Group:  Microsoft Excel ยป microsoft.public.excel.datamap
Thread: European Address Data

Geek News

European Address Data
"Mark S" <bob[ at ]bob.com> 5/10/2007 6:19:32 PM
Hi and thanks in advance for any help.

I have 700,000 European Companies in a csv file.

Unfortunately the COUNTRY is separate but all other information (street,
zip/postal, city, region/state) is in one ADDRESS column.

I would like to be able to "find and copy/move" info to separate
street/city/zip columns as best as possible

For example for French or German addresses the zip code is five digits so I
want to search the the ability to move '#####' ("five number characters in a
row")strings to a ZIP column

Ideally this would also allow the ability to also take everything AFTER the
"five number characters in a row" string (i.e. Paris and/or Chalonnes sur
Loire) to a CITY column given the European ordering standard of
address-zip-city)

Suggestions???


Re: European Address Data
"Peo Sjoblom" <terre08[ at ]mvps.org> 5/10/2007 6:28:18 PM
You almost have an impossible task, for instance in your example you can see
how hard it would be given that you have 2 cities in France, one use one
word the other 3 words, how would you know where one city ends? What about
UK postal codes or is this just for Germany and France?


--
Regards,

Peo Sjoblom




"Mark S" <bob[ at ]bob.com> wrote in message
news:UmJ0i.173268$6m4.84588[ at ]pd7urf1no...
[Quoted Text]
> Hi and thanks in advance for any help.
>
> I have 700,000 European Companies in a csv file.
>
> Unfortunately the COUNTRY is separate but all other information (street,
> zip/postal, city, region/state) is in one ADDRESS column.

* [DATA ROWS]
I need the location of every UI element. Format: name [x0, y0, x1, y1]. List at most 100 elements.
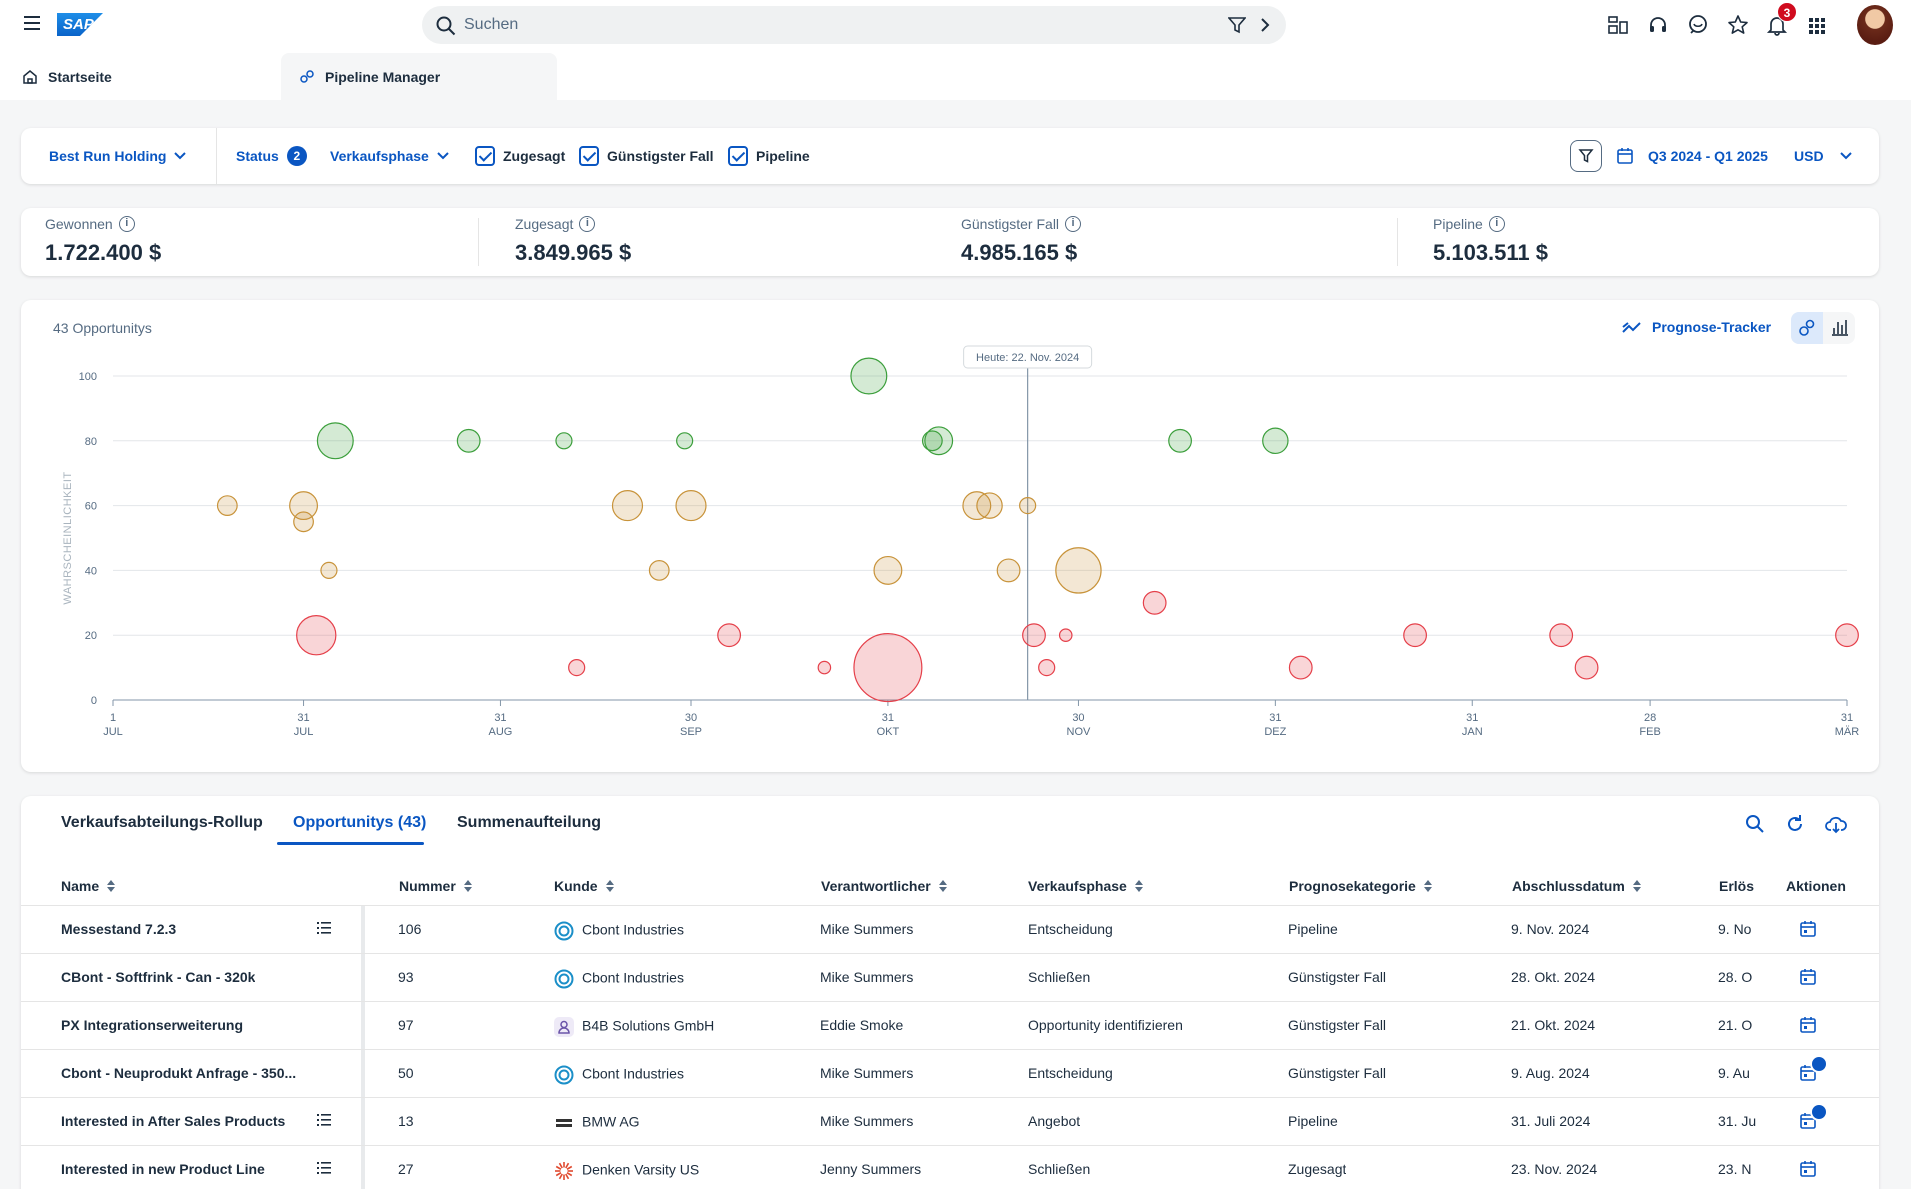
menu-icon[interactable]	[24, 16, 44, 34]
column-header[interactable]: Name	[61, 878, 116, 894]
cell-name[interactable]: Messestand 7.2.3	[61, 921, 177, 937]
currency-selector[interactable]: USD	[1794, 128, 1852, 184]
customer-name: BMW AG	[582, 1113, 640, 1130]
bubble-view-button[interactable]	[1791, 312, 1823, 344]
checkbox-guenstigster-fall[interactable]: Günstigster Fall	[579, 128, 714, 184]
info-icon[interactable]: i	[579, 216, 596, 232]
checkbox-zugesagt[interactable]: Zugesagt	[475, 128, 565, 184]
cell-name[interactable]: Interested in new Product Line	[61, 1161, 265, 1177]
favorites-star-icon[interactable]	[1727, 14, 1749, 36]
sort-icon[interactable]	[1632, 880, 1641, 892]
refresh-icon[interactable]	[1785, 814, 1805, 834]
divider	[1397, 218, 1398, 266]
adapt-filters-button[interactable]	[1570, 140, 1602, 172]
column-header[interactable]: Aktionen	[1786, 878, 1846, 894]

* [SHORT TASK]
Answer these questions from the European address data thread:
(a) How many European companies does the csv file hold?
(b) How many digits long is the zip code in French or German addresses?
(c) The reply asks about postal codes from which other country?

* [EXPECTED ANSWER]
(a) 700,000
(b) Five digits
(c) The UK